Given problem:
Please update the entries below by replacing every "y-tick-label" with "y-axis-label", leaving everything else unchanged.

Raw records:
*-*-*

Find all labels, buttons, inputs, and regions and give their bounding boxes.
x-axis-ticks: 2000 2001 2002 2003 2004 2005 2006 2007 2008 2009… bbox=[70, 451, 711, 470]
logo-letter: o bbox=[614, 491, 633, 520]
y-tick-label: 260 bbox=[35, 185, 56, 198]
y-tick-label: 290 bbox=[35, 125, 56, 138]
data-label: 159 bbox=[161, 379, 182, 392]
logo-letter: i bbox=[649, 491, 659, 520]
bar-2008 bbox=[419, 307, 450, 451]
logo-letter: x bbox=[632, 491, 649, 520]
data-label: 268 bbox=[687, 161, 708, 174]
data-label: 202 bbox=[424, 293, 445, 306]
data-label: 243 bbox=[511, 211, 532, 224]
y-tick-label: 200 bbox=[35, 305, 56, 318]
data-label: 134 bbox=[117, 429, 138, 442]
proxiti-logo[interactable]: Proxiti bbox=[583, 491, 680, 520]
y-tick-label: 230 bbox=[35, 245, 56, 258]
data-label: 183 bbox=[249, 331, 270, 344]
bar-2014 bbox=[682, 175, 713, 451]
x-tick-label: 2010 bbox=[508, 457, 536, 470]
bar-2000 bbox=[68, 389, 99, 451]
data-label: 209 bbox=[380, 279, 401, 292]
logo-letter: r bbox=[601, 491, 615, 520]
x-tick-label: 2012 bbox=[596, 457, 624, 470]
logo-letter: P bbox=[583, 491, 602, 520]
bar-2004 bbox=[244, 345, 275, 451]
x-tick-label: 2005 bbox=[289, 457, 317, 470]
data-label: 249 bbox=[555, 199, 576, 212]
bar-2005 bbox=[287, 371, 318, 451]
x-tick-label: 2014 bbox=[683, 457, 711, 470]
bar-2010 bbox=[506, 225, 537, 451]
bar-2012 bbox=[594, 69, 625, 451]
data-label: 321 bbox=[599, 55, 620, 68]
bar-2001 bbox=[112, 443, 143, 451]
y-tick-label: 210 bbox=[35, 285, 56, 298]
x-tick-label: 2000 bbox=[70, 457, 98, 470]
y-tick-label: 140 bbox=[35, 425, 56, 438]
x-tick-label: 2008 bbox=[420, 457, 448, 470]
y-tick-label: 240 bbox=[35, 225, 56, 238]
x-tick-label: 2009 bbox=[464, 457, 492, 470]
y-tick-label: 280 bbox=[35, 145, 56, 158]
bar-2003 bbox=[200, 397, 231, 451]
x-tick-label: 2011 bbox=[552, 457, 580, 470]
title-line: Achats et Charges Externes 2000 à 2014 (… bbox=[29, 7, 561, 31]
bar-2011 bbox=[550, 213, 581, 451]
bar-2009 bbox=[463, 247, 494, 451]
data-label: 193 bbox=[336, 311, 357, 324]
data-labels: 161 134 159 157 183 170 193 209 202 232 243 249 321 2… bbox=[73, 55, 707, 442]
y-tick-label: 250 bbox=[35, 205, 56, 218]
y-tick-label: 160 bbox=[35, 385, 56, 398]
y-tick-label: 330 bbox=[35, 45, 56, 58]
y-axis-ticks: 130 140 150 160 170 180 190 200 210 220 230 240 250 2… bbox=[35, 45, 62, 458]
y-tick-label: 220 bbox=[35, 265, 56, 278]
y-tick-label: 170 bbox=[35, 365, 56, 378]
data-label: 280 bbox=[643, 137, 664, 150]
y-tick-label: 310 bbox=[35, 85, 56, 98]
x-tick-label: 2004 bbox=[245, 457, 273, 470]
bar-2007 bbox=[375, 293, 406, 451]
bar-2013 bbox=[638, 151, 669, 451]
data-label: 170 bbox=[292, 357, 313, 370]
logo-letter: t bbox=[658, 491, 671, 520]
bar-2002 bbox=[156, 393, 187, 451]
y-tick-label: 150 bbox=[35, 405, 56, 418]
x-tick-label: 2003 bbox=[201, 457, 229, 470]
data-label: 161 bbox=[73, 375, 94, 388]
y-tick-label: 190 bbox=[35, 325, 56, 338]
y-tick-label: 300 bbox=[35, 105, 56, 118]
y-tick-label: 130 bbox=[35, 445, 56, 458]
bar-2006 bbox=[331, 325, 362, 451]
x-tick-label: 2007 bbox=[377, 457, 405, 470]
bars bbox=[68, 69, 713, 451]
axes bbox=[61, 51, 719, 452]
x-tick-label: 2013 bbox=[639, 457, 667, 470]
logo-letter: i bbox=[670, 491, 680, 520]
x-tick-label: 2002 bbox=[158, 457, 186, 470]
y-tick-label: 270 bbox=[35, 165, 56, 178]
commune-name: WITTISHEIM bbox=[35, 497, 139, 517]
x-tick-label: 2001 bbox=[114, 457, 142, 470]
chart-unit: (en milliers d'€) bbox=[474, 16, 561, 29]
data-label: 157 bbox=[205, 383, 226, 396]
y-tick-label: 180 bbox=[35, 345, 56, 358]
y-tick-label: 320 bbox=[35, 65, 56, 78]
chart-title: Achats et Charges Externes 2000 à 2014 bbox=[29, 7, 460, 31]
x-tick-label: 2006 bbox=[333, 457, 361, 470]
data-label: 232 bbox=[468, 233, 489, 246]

*-*-*

Task output:
Find all labels, buttons, inputs, and regions and give their bounding boxes.
x-axis-ticks: 2000 2001 2002 2003 2004 2005 2006 2007 2008 2009… bbox=[70, 451, 711, 470]
logo-letter: o bbox=[614, 491, 633, 520]
y-axis-label: 260 bbox=[35, 185, 56, 198]
y-axis-label: 290 bbox=[35, 125, 56, 138]
data-label: 159 bbox=[161, 379, 182, 392]
logo-letter: i bbox=[649, 491, 659, 520]
bar-2008 bbox=[419, 307, 450, 451]
logo-letter: x bbox=[632, 491, 649, 520]
data-label: 268 bbox=[687, 161, 708, 174]
data-label: 202 bbox=[424, 293, 445, 306]
data-label: 243 bbox=[511, 211, 532, 224]
y-axis-label: 200 bbox=[35, 305, 56, 318]
data-label: 134 bbox=[117, 429, 138, 442]
proxiti-logo[interactable]: Proxiti bbox=[583, 491, 680, 520]
y-axis-label: 230 bbox=[35, 245, 56, 258]
data-label: 183 bbox=[249, 331, 270, 344]
bar-2014 bbox=[682, 175, 713, 451]
x-tick-label: 2010 bbox=[508, 457, 536, 470]
bar-2000 bbox=[68, 389, 99, 451]
data-label: 209 bbox=[380, 279, 401, 292]
logo-letter: r bbox=[601, 491, 615, 520]
x-tick-label: 2012 bbox=[596, 457, 624, 470]
logo-letter: P bbox=[583, 491, 602, 520]
bar-2004 bbox=[244, 345, 275, 451]
x-tick-label: 2005 bbox=[289, 457, 317, 470]
data-label: 249 bbox=[555, 199, 576, 212]
bar-2005 bbox=[287, 371, 318, 451]
x-tick-label: 2014 bbox=[683, 457, 711, 470]
bar-2010 bbox=[506, 225, 537, 451]
bar-2012 bbox=[594, 69, 625, 451]
data-label: 321 bbox=[599, 55, 620, 68]
bar-2001 bbox=[112, 443, 143, 451]
y-axis-label: 210 bbox=[35, 285, 56, 298]
x-tick-label: 2000 bbox=[70, 457, 98, 470]
y-axis-label: 140 bbox=[35, 425, 56, 438]
x-tick-label: 2008 bbox=[420, 457, 448, 470]
y-axis-label: 240 bbox=[35, 225, 56, 238]
x-tick-label: 2009 bbox=[464, 457, 492, 470]
y-axis-label: 280 bbox=[35, 145, 56, 158]
bar-2003 bbox=[200, 397, 231, 451]
x-tick-label: 2011 bbox=[552, 457, 580, 470]
title-line: Achats et Charges Externes 2000 à 2014 (… bbox=[29, 7, 561, 31]
bar-2011 bbox=[550, 213, 581, 451]
bar-2009 bbox=[463, 247, 494, 451]
data-label: 193 bbox=[336, 311, 357, 324]
data-labels: 161 134 159 157 183 170 193 209 202 232 243 249 321 2… bbox=[73, 55, 707, 442]
y-axis-label: 250 bbox=[35, 205, 56, 218]
y-axis-label: 160 bbox=[35, 385, 56, 398]
y-axis-label: 330 bbox=[35, 45, 56, 58]
y-axis-ticks: 130 140 150 160 170 180 190 200 210 220 230 240 250 2… bbox=[35, 45, 62, 458]
y-axis-label: 220 bbox=[35, 265, 56, 278]
y-axis-label: 170 bbox=[35, 365, 56, 378]
data-label: 280 bbox=[643, 137, 664, 150]
y-axis-label: 310 bbox=[35, 85, 56, 98]
x-tick-label: 2004 bbox=[245, 457, 273, 470]
bar-2007 bbox=[375, 293, 406, 451]
bar-2013 bbox=[638, 151, 669, 451]
data-label: 170 bbox=[292, 357, 313, 370]
logo-letter: t bbox=[658, 491, 671, 520]
bar-2002 bbox=[156, 393, 187, 451]
y-axis-label: 150 bbox=[35, 405, 56, 418]
x-tick-label: 2003 bbox=[201, 457, 229, 470]
data-label: 161 bbox=[73, 375, 94, 388]
y-axis-label: 190 bbox=[35, 325, 56, 338]
y-axis-label: 300 bbox=[35, 105, 56, 118]
y-axis-label: 130 bbox=[35, 445, 56, 458]
bar-2006 bbox=[331, 325, 362, 451]
x-tick-label: 2007 bbox=[377, 457, 405, 470]
bars bbox=[68, 69, 713, 451]
axes bbox=[61, 51, 719, 452]
x-tick-label: 2013 bbox=[639, 457, 667, 470]
logo-letter: i bbox=[670, 491, 680, 520]
x-tick-label: 2002 bbox=[158, 457, 186, 470]
y-axis-label: 270 bbox=[35, 165, 56, 178]
commune-name: WITTISHEIM bbox=[35, 497, 139, 517]
x-tick-label: 2001 bbox=[114, 457, 142, 470]
chart-unit: (en milliers d'€) bbox=[474, 16, 561, 29]
data-label: 157 bbox=[205, 383, 226, 396]
y-axis-label: 180 bbox=[35, 345, 56, 358]
y-axis-label: 320 bbox=[35, 65, 56, 78]
chart-title: Achats et Charges Externes 2000 à 2014 bbox=[29, 7, 460, 31]
x-tick-label: 2006 bbox=[333, 457, 361, 470]
data-label: 232 bbox=[468, 233, 489, 246]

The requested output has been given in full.